══ Material supplied ══

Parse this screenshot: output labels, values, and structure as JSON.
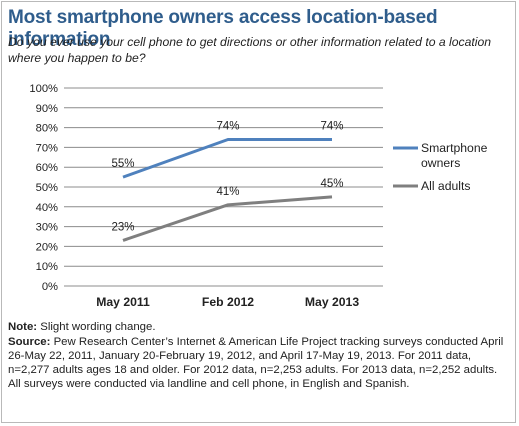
{
  "title": "Most smartphone owners access location-based information",
  "subtitle": "Do you ever use your cell phone to get directions or other information related to a location where you happen to be?",
  "notes": {
    "note_label": "Note:",
    "note_text": " Slight wording change.",
    "source_label": "Source:",
    "source_text": " Pew Research Center’s Internet & American Life Project tracking surveys conducted April 26-May 22, 2011, January 20-February 19, 2012, and April 17-May 19, 2013. For 2011 data, n=2,277 adults ages 18 and older. For 2012 data, n=2,253 adults. For 2013 data, n=2,252 adults. All surveys were conducted via landline and cell phone, in English and Spanish."
  },
  "colors": {
    "title": "#2f5d8c",
    "smartphone": "#4f81bd",
    "all_adults": "#7f7f7f",
    "grid": "#8c8c8c"
  },
  "chart_data": {
    "type": "line",
    "categories": [
      "May 2011",
      "Feb 2012",
      "May 2013"
    ],
    "ylim": [
      0,
      100
    ],
    "y_ticks": [
      "0%",
      "10%",
      "20%",
      "30%",
      "40%",
      "50%",
      "60%",
      "70%",
      "80%",
      "90%",
      "100%"
    ],
    "grid": true,
    "legend_position": "right",
    "series": [
      {
        "name": "Smartphone owners",
        "values": [
          55,
          74,
          74
        ],
        "labels": [
          "55%",
          "74%",
          "74%"
        ],
        "color": "#4f81bd"
      },
      {
        "name": "All adults",
        "values": [
          23,
          41,
          45
        ],
        "labels": [
          "23%",
          "41%",
          "45%"
        ],
        "color": "#7f7f7f"
      }
    ]
  }
}
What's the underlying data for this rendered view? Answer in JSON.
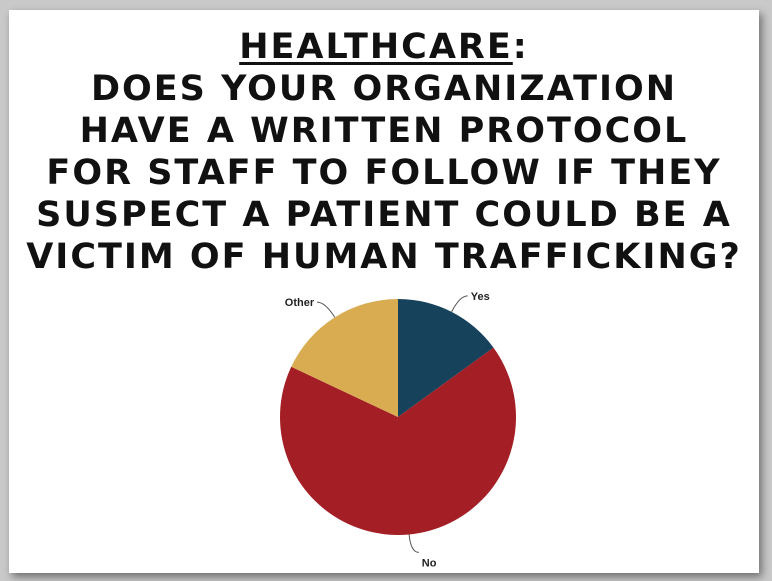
{
  "title": {
    "heading": "HEALTHCARE",
    "heading_suffix": ":",
    "lines": [
      "DOES YOUR ORGANIZATION",
      "HAVE A WRITTEN PROTOCOL",
      "FOR STAFF TO FOLLOW IF THEY",
      "SUSPECT A PATIENT COULD BE A",
      "VICTIM OF HUMAN TRAFFICKING?"
    ]
  },
  "chart_data": {
    "type": "pie",
    "title": "",
    "slices": [
      {
        "label": "Yes",
        "value": 15,
        "color": "#16425b"
      },
      {
        "label": "No",
        "value": 67,
        "color": "#a41e25"
      },
      {
        "label": "Other",
        "value": 18,
        "color": "#d9ac52"
      }
    ],
    "start_angle_deg": 0,
    "direction": "clockwise",
    "labels_outside": true,
    "legend": "none"
  }
}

═══

- Problem
Take the records above and transcribe them exactly, dropping every picture.

- Answer for this exercise
Parse this screenshot: output labels, values, and structure as JSON.
{
  "title": "Most smartphone owners access location-based information",
  "subtitle": "Do you ever use your cell phone to get directions or other information related to a location where you happen to be?",
  "notes": {
    "note_label": "Note:",
    "note_text": " Slight wording change.",
    "source_label": "Source:",
    "source_text": " Pew Research Center’s Internet & American Life Project tracking surveys conducted April 26-May 22, 2011, January 20-February 19, 2012, and April 17-May 19, 2013. For 2011 data, n=2,277 adults ages 18 and older. For 2012 data, n=2,253 adults. For 2013 data, n=2,252 adults. All surveys were conducted via landline and cell phone, in English and Spanish."
  },
  "colors": {
    "title": "#2f5d8c",
    "smartphone": "#4f81bd",
    "all_adults": "#7f7f7f",
    "grid": "#8c8c8c"
  },
  "chart_data": {
    "type": "line",
    "categories": [
      "May 2011",
      "Feb 2012",
      "May 2013"
    ],
    "ylim": [
      0,
      100
    ],
    "y_ticks": [
      "0%",
      "10%",
      "20%",
      "30%",
      "40%",
      "50%",
      "60%",
      "70%",
      "80%",
      "90%",
      "100%"
    ],
    "grid": true,
    "legend_position": "right",
    "series": [
      {
        "name": "Smartphone owners",
        "values": [
          55,
          74,
          74
        ],
        "labels": [
          "55%",
          "74%",
          "74%"
        ],
        "color": "#4f81bd"
      },
      {
        "name": "All adults",
        "values": [
          23,
          41,
          45
        ],
        "labels": [
          "23%",
          "41%",
          "45%"
        ],
        "color": "#7f7f7f"
      }
    ]
  }
}
What's the underlying data for this rendered view? Answer in JSON.
{
  "title": {
    "heading": "HEALTHCARE",
    "heading_suffix": ":",
    "lines": [
      "DOES YOUR ORGANIZATION",
      "HAVE A WRITTEN PROTOCOL",
      "FOR STAFF TO FOLLOW IF THEY",
      "SUSPECT A PATIENT COULD BE A",
      "VICTIM OF HUMAN TRAFFICKING?"
    ]
  },
  "chart_data": {
    "type": "pie",
    "title": "",
    "slices": [
      {
        "label": "Yes",
        "value": 15,
        "color": "#16425b"
      },
      {
        "label": "No",
        "value": 67,
        "color": "#a41e25"
      },
      {
        "label": "Other",
        "value": 18,
        "color": "#d9ac52"
      }
    ],
    "start_angle_deg": 0,
    "direction": "clockwise",
    "labels_outside": true,
    "legend": "none"
  }
}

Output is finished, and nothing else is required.